◆ Requests ◆
(A) Please turn the paragraph beginning "The series of samples investigated" in the Lu₂O₃ sample text into a short list that keeps its main facts.
(B) Carry the Lu₂O₃ sample text forward from its final sentence.

** begin Extracted text **

2.1 Sample preparation

The series of samples investigated in this work with the general formula Lu_{2−0.2%−x%}O₃: 0.2%Tm³⁺, x%Yb³⁺ (x = 0, 1, 5, 10, 20, 30) were prepared by a solid-state reaction. The oxides Lu₂O₃(4 N), Yb₂O₃(4 N), and Tm₂O₃(4 N) were employed as the raw materials, which were mixed homogeneously by an agate mortar for 30 min, placed in a crucible with a lid, then sintered at 1500 °C for 4 h.

2.2 Measurements and characterization

Powder X-ray diffraction (XRD) data was collected using Cu-Kα radiation (λ = 1.54056 Å) on a Bruker D8 advance diffractometer equipped with a linear position-sensitive detector (PSD-50m, M. Braun), operating at 40 kV and 40 mA with a step size of 0.01° (2θ) in the range of 10°–80°. The steady state excitation and emission spectra under direct excitation were measured using an FLS920 spectrometer (Edinburgh Instruments, U.K.). In energy level lifetime measurements, an OPO was used as an excitation source, and the signals were detected using a Tektronix digital oscilloscope (TDS 3052). The lifetimes were calculated by integrating the area under corresponding lifetime curves with the normalized initial intensity.

** end Extracted text **
** begin Data **

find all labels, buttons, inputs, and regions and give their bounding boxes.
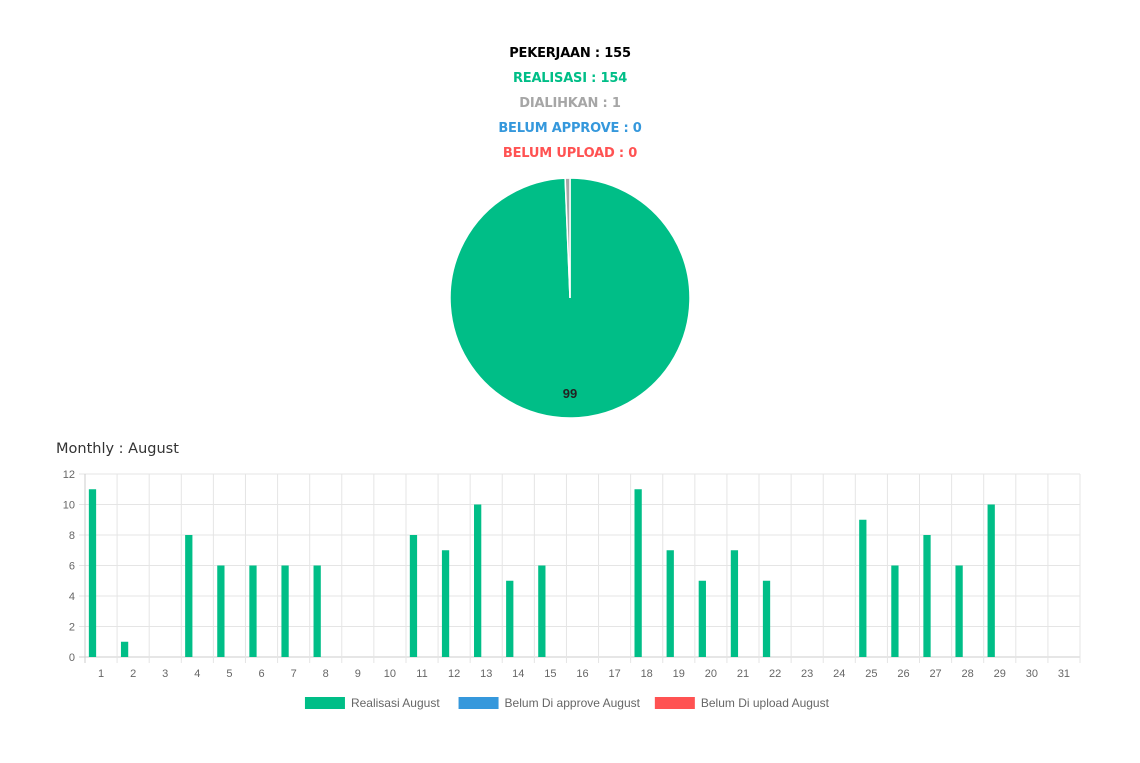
x-tick-label: 21 xyxy=(737,668,749,680)
x-tick-label: 26 xyxy=(897,668,909,680)
bar-realisasi-august[interactable] xyxy=(955,565,963,658)
bar-realisasi-august[interactable] xyxy=(891,565,899,658)
x-tick-label: 29 xyxy=(994,668,1006,680)
legend-swatch[interactable] xyxy=(654,697,695,709)
bar-realisasi-august[interactable] xyxy=(762,580,771,657)
y-tick-label: 4 xyxy=(69,591,75,603)
x-tick-label: 28 xyxy=(962,668,974,680)
bar-realisasi-august[interactable] xyxy=(313,565,321,658)
x-tick-label: 2 xyxy=(130,668,136,680)
summary-block: PEKERJAAN : 155 REALISASI : 154 DIALIHKA… xyxy=(0,41,1140,166)
monthly-title: Monthly : August xyxy=(56,441,179,457)
x-tick-label: 18 xyxy=(641,668,653,680)
realisasi-total: REALISASI : 154 xyxy=(512,71,628,86)
bar-realisasi-august[interactable] xyxy=(506,580,514,657)
bar-realisasi-august[interactable] xyxy=(409,535,418,657)
x-tick-label: 22 xyxy=(769,668,781,680)
x-tick-label: 19 xyxy=(673,668,685,680)
belum-upload-total: BELUM UPLOAD : 0 xyxy=(502,146,638,161)
x-tick-label: 11 xyxy=(416,668,427,680)
x-tick-label: 17 xyxy=(608,668,620,680)
y-tick-label: 0 xyxy=(69,652,75,664)
x-tick-label: 23 xyxy=(801,668,813,680)
pekerjaan-total: PEKERJAAN : 155 xyxy=(509,46,631,61)
x-tick-label: 9 xyxy=(355,668,361,680)
x-tick-label: 5 xyxy=(226,668,232,680)
x-tick-label: 13 xyxy=(480,668,492,680)
x-tick-label: 10 xyxy=(384,668,396,680)
bar-realisasi-august[interactable] xyxy=(730,550,739,657)
x-tick-label: 14 xyxy=(512,668,524,680)
bar-realisasi-august[interactable] xyxy=(88,489,97,657)
bar-realisasi-august[interactable] xyxy=(538,565,546,658)
bar-realisasi-august[interactable] xyxy=(249,565,257,658)
legend-swatch[interactable] xyxy=(304,697,345,709)
x-tick-label: 31 xyxy=(1058,668,1070,680)
bar-realisasi-august[interactable] xyxy=(441,550,450,657)
pie-slice-dialihkan[interactable] xyxy=(564,177,571,299)
bar-realisasi-august[interactable] xyxy=(634,489,642,657)
x-tick-label: 20 xyxy=(705,668,717,680)
pie-data-label: 99 xyxy=(563,386,577,401)
x-tick-label: 12 xyxy=(448,668,460,680)
x-tick-label: 6 xyxy=(258,668,264,680)
y-tick-label: 10 xyxy=(63,500,75,512)
x-tick-label: 27 xyxy=(929,668,941,680)
bar-realisasi-august[interactable] xyxy=(923,535,931,657)
dialihkan-total: DIALIHKAN : 1 xyxy=(519,96,621,111)
x-tick-label: 1 xyxy=(98,668,104,680)
legend-swatch[interactable] xyxy=(458,697,499,709)
bar-realisasi-august[interactable] xyxy=(698,580,706,657)
x-tick-label: 4 xyxy=(194,668,200,680)
x-tick-label: 30 xyxy=(1026,668,1038,680)
bar-realisasi-august[interactable] xyxy=(859,519,867,657)
bar-realisasi-august[interactable] xyxy=(185,535,193,657)
bar-realisasi-august[interactable] xyxy=(666,550,674,657)
y-tick-label: 6 xyxy=(69,561,75,573)
x-tick-label: 16 xyxy=(576,668,588,680)
x-tick-label: 15 xyxy=(544,668,556,680)
bar-realisasi-august[interactable] xyxy=(281,565,289,658)
y-tick-label: 8 xyxy=(69,530,75,542)
x-tick-label: 8 xyxy=(323,668,329,680)
bar-realisasi-august[interactable] xyxy=(474,504,482,658)
bar-realisasi-august[interactable] xyxy=(987,504,995,658)
x-tick-label: 25 xyxy=(865,668,877,680)
bar-realisasi-august[interactable] xyxy=(217,565,225,658)
x-tick-label: 3 xyxy=(162,668,168,680)
x-tick-label: 24 xyxy=(833,668,845,680)
y-tick-label: 2 xyxy=(69,622,75,634)
bar-realisasi-august[interactable] xyxy=(120,641,129,657)
pie-chart: 99 xyxy=(449,177,691,419)
legend-label[interactable]: Belum Di upload August xyxy=(701,696,830,710)
x-tick-label: 7 xyxy=(291,668,297,680)
legend-label[interactable]: Realisasi August xyxy=(351,696,440,710)
belum-approve-total: BELUM APPROVE : 0 xyxy=(498,121,642,136)
y-tick-label: 12 xyxy=(63,469,75,481)
legend-label[interactable]: Belum Di approve August xyxy=(505,696,641,710)
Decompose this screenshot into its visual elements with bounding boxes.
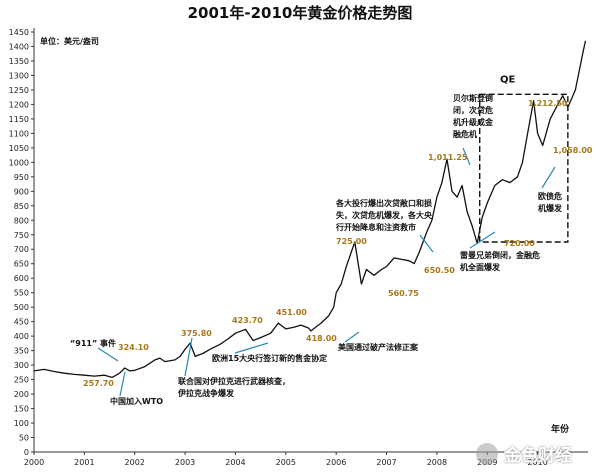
annotation-line: 失，次贷危机爆发，各大央 — [336, 210, 433, 220]
annotation-line: 机爆发 — [538, 203, 563, 213]
annotation-line: 欧洲15大央行签订新的售金协定 — [212, 353, 327, 363]
y-tick-label: 300 — [14, 361, 29, 370]
annotation-line: 机升级成金 — [453, 117, 494, 127]
data-label: 375.80 — [181, 329, 212, 338]
x-tick-label: 2004 — [225, 458, 245, 467]
annotation: 欧洲15大央行签订新的售金协定 — [212, 353, 327, 363]
annotation-leader — [234, 342, 269, 354]
data-label: 324.10 — [118, 343, 149, 352]
y-tick-label: 400 — [14, 332, 29, 341]
qe-box — [479, 93, 569, 243]
unit-label: 单位：美元/盎司 — [40, 36, 99, 46]
y-tick-label: 1100 — [9, 129, 29, 138]
y-tick-label: 150 — [14, 405, 29, 414]
y-tick-label: 1250 — [9, 86, 29, 95]
x-tick-label: 2002 — [125, 458, 145, 467]
data-label: 560.75 — [388, 289, 419, 298]
annotation-line: “911” 事件 — [70, 338, 116, 348]
annotation-line: 中国加入WTO — [110, 396, 163, 406]
data-label: 1,058.00 — [553, 146, 593, 155]
y-tick-label: 900 — [14, 187, 29, 196]
data-label: 1,212.50 — [528, 99, 568, 108]
y-tick-label: 250 — [14, 376, 29, 385]
annotation: 联合国对伊拉克进行武器核查， 伊拉克战争爆发 — [177, 376, 290, 398]
y-tick-label: 200 — [14, 390, 29, 399]
annotation-line: 欧债危 — [538, 191, 562, 201]
y-tick-label: 1150 — [9, 115, 29, 124]
annotation-leader — [184, 337, 193, 377]
annotation-line: 机全面爆发 — [460, 262, 501, 272]
x-tick-label: 2010 — [527, 458, 547, 467]
y-tick-label: 50 — [19, 434, 29, 443]
x-tick-label: 2006 — [326, 458, 346, 467]
x-tick-label: 2001 — [74, 458, 94, 467]
y-tick-label: 550 — [14, 289, 29, 298]
annotation-line: 雷曼兄弟倒闭，金融危 — [460, 250, 540, 260]
annotation-leader — [97, 347, 119, 362]
annotation-line: 融危机 — [453, 129, 477, 139]
data-label: 418.00 — [306, 334, 337, 343]
annotation-leader — [541, 166, 556, 189]
y-tick-label: 600 — [14, 274, 29, 283]
annotation: “911” 事件 — [70, 338, 116, 348]
y-tick-label: 1200 — [9, 100, 29, 109]
x-tick-label: 2007 — [376, 458, 396, 467]
y-tick-label: 100 — [14, 419, 29, 428]
y-tick-label: 1400 — [9, 42, 29, 51]
y-tick-label: 450 — [14, 318, 29, 327]
annotation-line: 联合国对伊拉克进行武器核查， — [178, 376, 290, 386]
annotation-line: 美国通过破产法修正案 — [338, 342, 419, 352]
y-tick-label: 0 — [24, 448, 29, 457]
qe-label: QE — [500, 74, 516, 85]
data-label: 257.70 — [83, 379, 114, 388]
annotation-leader — [419, 234, 434, 253]
y-tick-label: 800 — [14, 216, 29, 225]
data-label: 1,011.25 — [428, 153, 468, 162]
annotation-leader — [469, 231, 496, 249]
y-tick-label: 1300 — [9, 71, 29, 80]
chart-title: 2001年-2010年黄金价格走势图 — [187, 4, 413, 22]
y-tick-label: 350 — [14, 347, 29, 356]
data-label: 451.00 — [276, 308, 307, 317]
data-label: 423.70 — [232, 316, 263, 325]
annotation-line: 行开始降息和注资救市 — [335, 222, 416, 232]
series-line — [33, 40, 587, 379]
watermark: 金色财经 — [476, 441, 572, 466]
y-tick-label: 750 — [14, 231, 29, 240]
annotation-line: 贝尔斯登倒 — [453, 93, 493, 103]
watermark-logo-icon — [476, 442, 498, 465]
data-label: 720.00 — [504, 239, 535, 248]
y-tick-label: 1450 — [9, 28, 29, 37]
data-label: 725.00 — [336, 237, 367, 246]
annotation: 欧债危机爆发 — [538, 191, 563, 213]
x-tick-label: 2000 — [24, 458, 44, 467]
annotation-leader — [119, 371, 126, 397]
y-tick-label: 1350 — [9, 57, 29, 66]
y-tick-label: 850 — [14, 202, 29, 211]
y-tick-label: 500 — [14, 303, 29, 312]
annotation: 贝尔斯登倒闭，次贷危机升级成金融危机 — [453, 93, 494, 139]
y-tick-label: 1050 — [9, 144, 29, 153]
annotation-leader — [462, 147, 471, 166]
annotation: 中国加入WTO — [110, 396, 163, 406]
annotation-line: 闭，次贷危 — [453, 105, 493, 115]
data-label: 650.50 — [424, 266, 455, 275]
y-tick-label: 700 — [14, 245, 29, 254]
annotation-leader — [344, 331, 360, 343]
x-axis-label: 年份 — [551, 423, 570, 435]
annotation-line: 各大投行爆出次贷敞口和损 — [335, 198, 432, 208]
annotation: 各大投行爆出次贷敞口和损失，次贷危机爆发，各大央行开始降息和注资救市 — [335, 198, 433, 232]
y-tick-label: 650 — [14, 260, 29, 269]
annotation: 雷曼兄弟倒闭，金融危机全面爆发 — [460, 250, 540, 272]
annotation-line: 伊拉克战争爆发 — [177, 388, 235, 398]
annotation: 美国通过破产法修正案 — [338, 342, 419, 352]
watermark-text: 金色财经 — [504, 446, 572, 466]
x-tick-label: 2008 — [427, 458, 447, 467]
x-tick-label: 2005 — [276, 458, 296, 467]
y-tick-label: 950 — [14, 173, 29, 182]
y-tick-label: 1000 — [9, 158, 29, 167]
x-tick-label: 2003 — [175, 458, 195, 467]
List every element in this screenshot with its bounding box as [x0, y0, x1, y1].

** end Data **

◆ Exercise answers ◆
(A)
- Samples: Lu_{2−0.2%−x%}O₃: 0.2%Tm³⁺, x%Yb³⁺, with x = 0, 1, 5, 10, 20, 30
- Method: solid-state reaction
- Raw materials: Lu₂O₃, Yb₂O₃ and Tm₂O₃, all 4 N
- Mixing: agate mortar, 30 min
- Sintering: crucible with a lid, 1500 °C for 4 h

(B)
3 Results and discussion

The structures of Lu₂O₃ samples with nominal compositions 0.2% Tm³⁺/ x% Yb³⁺ (x = 0, 1, 5, 10, 20, 30) were examined by typical powder X-ray diffraction pattern, as shown in Fig. 1. The positions and relative intensity of diffraction peaks for the powder samples can be well indexed to the standard cards of JPCD cards 12–0728. According to Fig. 1, there is no other phase in all XRD patterns. It demonstrates that Tm³⁺ and Yb³⁺ substitutions for Lu³⁺ sites have no effect on the phase structure.

Fig. 1

The standard XRD data of Lu₂O₃ and the XRD patterns of the samples doped with different concentrations of Yb³⁺

In the UV region, high energy photons might be absorbed by either the Lu₂O₃ host or the rare-earth ions through charge transfer and f–d transitions. The possibility of the occurrence of DC is then clarified experimentally. To demonstrate the existence of DC from Tm: ¹G₄ to Yb: ²F_5/2 in Lu₂O₃: Tm³⁺/Yb³⁺ host, excitation spectra (PLE) was measured to be a direct evidence of DC as shown in Fig. 2. The intense excitation band centered at 463 nm is ascribed to ¹G₄ → ³H₆ transition when monitoring the Tm^{3+: 1}G₄ → ³F₄, ¹G₄ → ³H₅, ¹G₄ → ³H₄ emission, respectively. Similarly, when monitoring the Yb^{3+: 2}F_5/2 → ²F_7/2 infrared emission at 980 nm, the excitation band could also be observed. This indicates the presence of direct ET from Tm³⁺ to Yb³⁺. The weak excitation intensity for monitoring 980 nm emission of Yb³⁺ and 1200 nm emission of Tm^{3+: 1}G₄ → ³H₄ is because of lack of signal at infrared wavelength region for InGaAs detector used in present work.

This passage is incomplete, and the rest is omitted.